___ Entries supplied

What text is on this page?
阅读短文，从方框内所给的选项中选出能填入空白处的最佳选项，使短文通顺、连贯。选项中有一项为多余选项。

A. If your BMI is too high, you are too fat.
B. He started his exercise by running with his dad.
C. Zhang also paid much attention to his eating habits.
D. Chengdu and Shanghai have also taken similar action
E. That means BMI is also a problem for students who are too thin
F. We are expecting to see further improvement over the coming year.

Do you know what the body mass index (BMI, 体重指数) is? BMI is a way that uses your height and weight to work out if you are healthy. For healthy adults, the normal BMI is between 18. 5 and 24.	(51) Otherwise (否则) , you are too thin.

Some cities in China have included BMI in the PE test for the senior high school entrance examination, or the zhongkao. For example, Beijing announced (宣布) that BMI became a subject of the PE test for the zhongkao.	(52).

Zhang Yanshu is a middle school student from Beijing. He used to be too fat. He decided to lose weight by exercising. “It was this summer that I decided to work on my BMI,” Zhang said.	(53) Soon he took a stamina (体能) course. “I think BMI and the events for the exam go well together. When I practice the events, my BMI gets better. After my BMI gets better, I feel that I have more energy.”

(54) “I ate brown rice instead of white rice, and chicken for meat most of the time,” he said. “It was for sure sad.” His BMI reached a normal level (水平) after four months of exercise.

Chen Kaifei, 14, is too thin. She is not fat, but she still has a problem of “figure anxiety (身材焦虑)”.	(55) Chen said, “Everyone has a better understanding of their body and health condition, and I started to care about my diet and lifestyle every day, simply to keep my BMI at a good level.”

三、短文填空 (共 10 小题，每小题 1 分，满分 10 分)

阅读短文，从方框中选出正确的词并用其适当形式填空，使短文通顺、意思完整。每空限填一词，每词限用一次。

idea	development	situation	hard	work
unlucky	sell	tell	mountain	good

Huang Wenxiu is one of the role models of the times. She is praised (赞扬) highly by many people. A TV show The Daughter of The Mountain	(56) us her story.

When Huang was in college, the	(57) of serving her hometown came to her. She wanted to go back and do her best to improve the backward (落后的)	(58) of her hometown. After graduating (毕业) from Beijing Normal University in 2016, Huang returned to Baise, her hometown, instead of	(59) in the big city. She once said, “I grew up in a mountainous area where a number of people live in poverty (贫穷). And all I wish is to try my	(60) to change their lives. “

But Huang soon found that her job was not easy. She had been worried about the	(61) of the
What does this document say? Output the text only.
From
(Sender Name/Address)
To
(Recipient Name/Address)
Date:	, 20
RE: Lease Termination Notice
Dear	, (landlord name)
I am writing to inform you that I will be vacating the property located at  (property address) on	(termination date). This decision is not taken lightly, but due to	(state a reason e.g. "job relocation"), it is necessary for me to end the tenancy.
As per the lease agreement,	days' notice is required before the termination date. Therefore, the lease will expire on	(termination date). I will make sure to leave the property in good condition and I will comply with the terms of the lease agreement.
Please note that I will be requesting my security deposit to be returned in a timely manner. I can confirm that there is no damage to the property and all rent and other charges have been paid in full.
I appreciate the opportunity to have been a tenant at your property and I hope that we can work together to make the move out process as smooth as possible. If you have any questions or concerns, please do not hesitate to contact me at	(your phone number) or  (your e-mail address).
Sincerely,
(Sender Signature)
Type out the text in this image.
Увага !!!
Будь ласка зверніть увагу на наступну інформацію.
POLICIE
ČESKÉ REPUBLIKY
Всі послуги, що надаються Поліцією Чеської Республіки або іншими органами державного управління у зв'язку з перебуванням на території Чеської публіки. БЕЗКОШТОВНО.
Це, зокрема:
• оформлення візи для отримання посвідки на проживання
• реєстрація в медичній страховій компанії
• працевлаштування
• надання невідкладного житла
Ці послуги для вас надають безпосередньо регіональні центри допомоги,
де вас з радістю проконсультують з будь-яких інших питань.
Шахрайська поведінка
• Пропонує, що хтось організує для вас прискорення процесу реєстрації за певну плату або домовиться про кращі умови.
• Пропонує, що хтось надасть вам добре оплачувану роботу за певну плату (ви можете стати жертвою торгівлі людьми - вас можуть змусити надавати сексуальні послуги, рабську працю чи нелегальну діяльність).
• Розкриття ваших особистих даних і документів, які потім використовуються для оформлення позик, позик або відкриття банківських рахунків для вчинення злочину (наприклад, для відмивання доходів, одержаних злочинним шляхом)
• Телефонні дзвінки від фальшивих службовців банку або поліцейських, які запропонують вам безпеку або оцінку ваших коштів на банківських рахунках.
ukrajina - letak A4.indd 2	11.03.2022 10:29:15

______

> [Set task] Figure out how many lines of the data above include "使短文通顺", then give the number and nothing more.

> [Answer to the task] 2